* Your objective
Repeat exactly the lines of the listing from the line containing "Give me the" through its last line, and nothing beyond them.

* Input material
— BEGIN —

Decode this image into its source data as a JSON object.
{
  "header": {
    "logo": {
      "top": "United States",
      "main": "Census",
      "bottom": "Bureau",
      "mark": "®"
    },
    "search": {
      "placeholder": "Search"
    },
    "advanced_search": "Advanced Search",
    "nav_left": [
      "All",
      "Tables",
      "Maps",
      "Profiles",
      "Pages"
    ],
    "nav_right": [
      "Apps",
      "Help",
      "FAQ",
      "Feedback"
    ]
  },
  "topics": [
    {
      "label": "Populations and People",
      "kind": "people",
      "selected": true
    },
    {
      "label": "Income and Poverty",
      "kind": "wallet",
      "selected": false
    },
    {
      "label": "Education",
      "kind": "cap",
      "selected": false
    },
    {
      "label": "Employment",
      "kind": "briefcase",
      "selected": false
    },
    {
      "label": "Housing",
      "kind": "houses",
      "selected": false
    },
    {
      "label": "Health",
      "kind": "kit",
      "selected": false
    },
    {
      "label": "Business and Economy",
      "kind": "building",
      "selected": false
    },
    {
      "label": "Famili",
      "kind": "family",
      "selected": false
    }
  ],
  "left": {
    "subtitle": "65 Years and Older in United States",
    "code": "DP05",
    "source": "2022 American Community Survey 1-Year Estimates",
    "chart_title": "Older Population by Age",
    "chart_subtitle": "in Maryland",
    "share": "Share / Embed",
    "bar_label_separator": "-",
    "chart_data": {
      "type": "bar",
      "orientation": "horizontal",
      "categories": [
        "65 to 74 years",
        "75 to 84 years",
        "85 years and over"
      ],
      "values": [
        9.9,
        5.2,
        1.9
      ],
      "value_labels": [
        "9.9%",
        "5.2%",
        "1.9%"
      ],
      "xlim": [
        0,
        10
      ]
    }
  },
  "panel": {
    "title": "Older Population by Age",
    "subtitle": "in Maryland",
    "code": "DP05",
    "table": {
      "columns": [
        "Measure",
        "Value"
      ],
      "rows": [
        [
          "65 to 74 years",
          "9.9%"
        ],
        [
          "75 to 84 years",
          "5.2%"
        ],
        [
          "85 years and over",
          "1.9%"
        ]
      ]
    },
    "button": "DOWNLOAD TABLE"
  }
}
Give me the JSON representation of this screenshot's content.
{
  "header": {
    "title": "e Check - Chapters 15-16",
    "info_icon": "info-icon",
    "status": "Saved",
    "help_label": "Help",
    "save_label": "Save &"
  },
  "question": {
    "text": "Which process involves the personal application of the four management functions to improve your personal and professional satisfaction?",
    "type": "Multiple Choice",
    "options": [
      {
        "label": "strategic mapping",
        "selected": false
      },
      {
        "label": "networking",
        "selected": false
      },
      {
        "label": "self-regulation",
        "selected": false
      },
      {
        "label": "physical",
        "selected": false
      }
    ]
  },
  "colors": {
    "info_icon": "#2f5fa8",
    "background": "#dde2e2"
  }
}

— END —

* Exercise result
Give me the JSON representation of this screenshot's content.
{
  "header": {
    "title": "e Check - Chapters 15-16",
    "info_icon": "info-icon",
    "status": "Saved",
    "help_label": "Help",
    "save_label": "Save &"
  },
  "question": {
    "text": "Which process involves the personal application of the four management functions to improve your personal and professional satisfaction?",
    "type": "Multiple Choice",
    "options": [
      {
        "label": "strategic mapping",
        "selected": false
      },
      {
        "label": "networking",
        "selected": false
      },
      {
        "label": "self-regulation",
        "selected": false
      },
      {
        "label": "physical",
        "selected": false
      }
    ]
  },
  "colors": {
    "info_icon": "#2f5fa8",
    "background": "#dde2e2"
  }
}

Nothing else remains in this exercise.